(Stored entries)
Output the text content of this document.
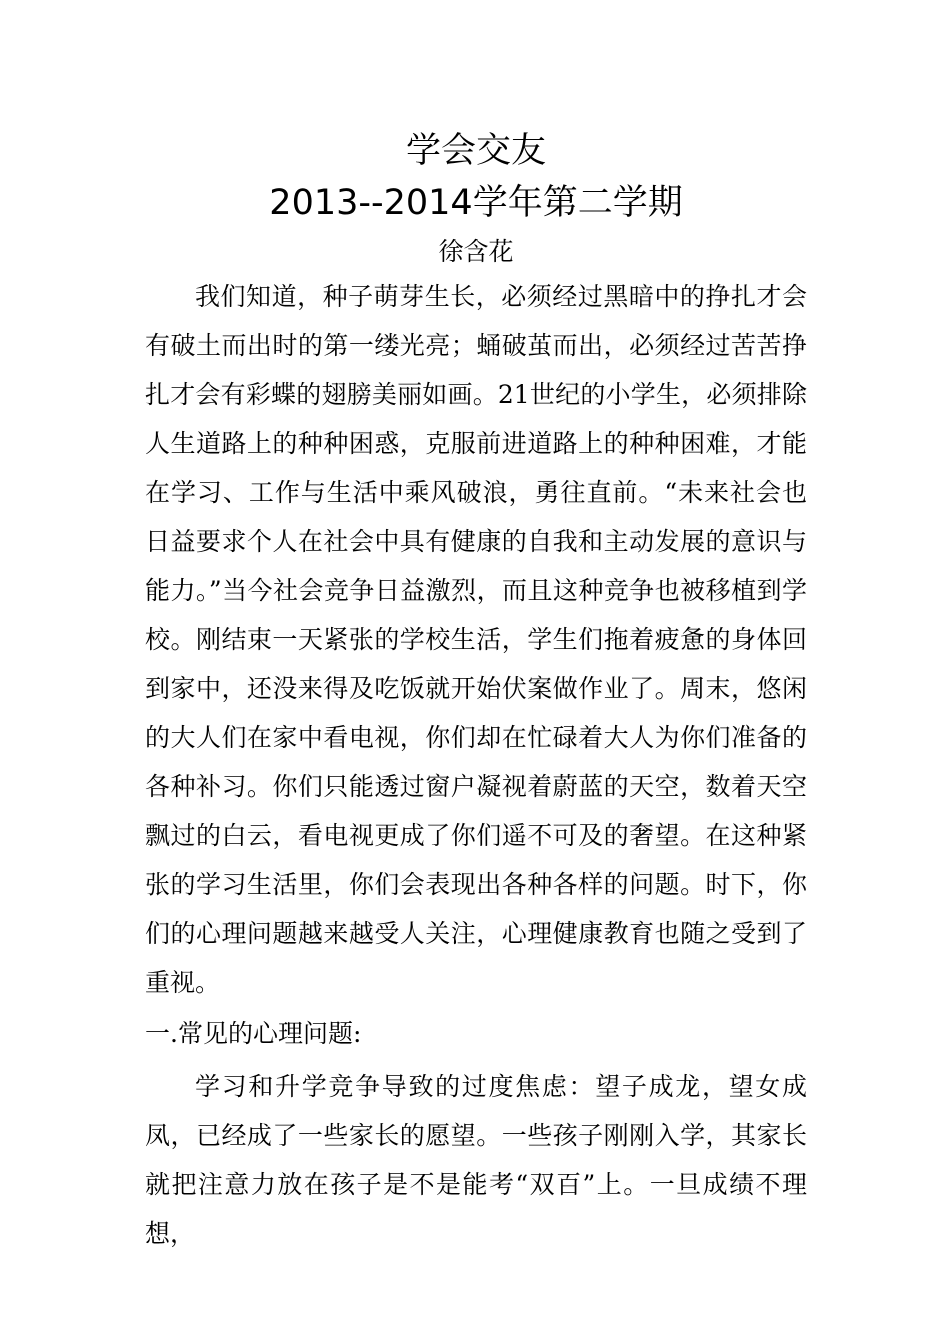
学会交友
2013--2014学年第二学期
徐含花

我们知道，种子萌芽生长，必须经过黑暗中的挣扎才会有破土而出时的第一缕光亮；蛹破茧而出，必须经过苦苦挣扎才会有彩蝶的翅膀美丽如画。21世纪的小学生，必须排除人生道路上的种种困惑，克服前进道路上的种种困难，才能在学习、工作与生活中乘风破浪，勇往直前。“未来社会也日益要求个人在社会中具有健康的自我和主动发展的意识与能力。”当今社会竞争日益激烈，而且这种竞争也被移植到学校。刚结束一天紧张的学校生活，学生们拖着疲惫的身体回到家中，还没来得及吃饭就开始伏案做作业了。周末，悠闲的大人们在家中看电视，你们却在忙碌着大人为你们准备的各种补习。你们只能透过窗户凝视着蔚蓝的天空，数着天空飘过的白云，看电视更成了你们遥不可及的奢望。在这种紧张的学习生活里，你们会表现出各种各样的问题。时下，你们的心理问题越来越受人关注，心理健康教育也随之受到了重视。

一.常见的心理问题:

学习和升学竞争导致的过度焦虑：望子成龙，望女成凤，已经成了一些家长的愿望。一些孩子刚刚入学，其家长就把注意力放在孩子是不是能考“双百”上。一旦成绩不理想，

▶ Aim of the task
Write the entries above out again exactly, but not the pictures.

▶ Full output
Output the text content of this document.
学会交友
2013--2014学年第二学期
徐含花

我们知道，种子萌芽生长，必须经过黑暗中的挣扎才会有破土而出时的第一缕光亮；蛹破茧而出，必须经过苦苦挣扎才会有彩蝶的翅膀美丽如画。21世纪的小学生，必须排除人生道路上的种种困惑，克服前进道路上的种种困难，才能在学习、工作与生活中乘风破浪，勇往直前。“未来社会也日益要求个人在社会中具有健康的自我和主动发展的意识与能力。”当今社会竞争日益激烈，而且这种竞争也被移植到学校。刚结束一天紧张的学校生活，学生们拖着疲惫的身体回到家中，还没来得及吃饭就开始伏案做作业了。周末，悠闲的大人们在家中看电视，你们却在忙碌着大人为你们准备的各种补习。你们只能透过窗户凝视着蔚蓝的天空，数着天空飘过的白云，看电视更成了你们遥不可及的奢望。在这种紧张的学习生活里，你们会表现出各种各样的问题。时下，你们的心理问题越来越受人关注，心理健康教育也随之受到了重视。

一.常见的心理问题:

学习和升学竞争导致的过度焦虑：望子成龙，望女成凤，已经成了一些家长的愿望。一些孩子刚刚入学，其家长就把注意力放在孩子是不是能考“双百”上。一旦成绩不理想，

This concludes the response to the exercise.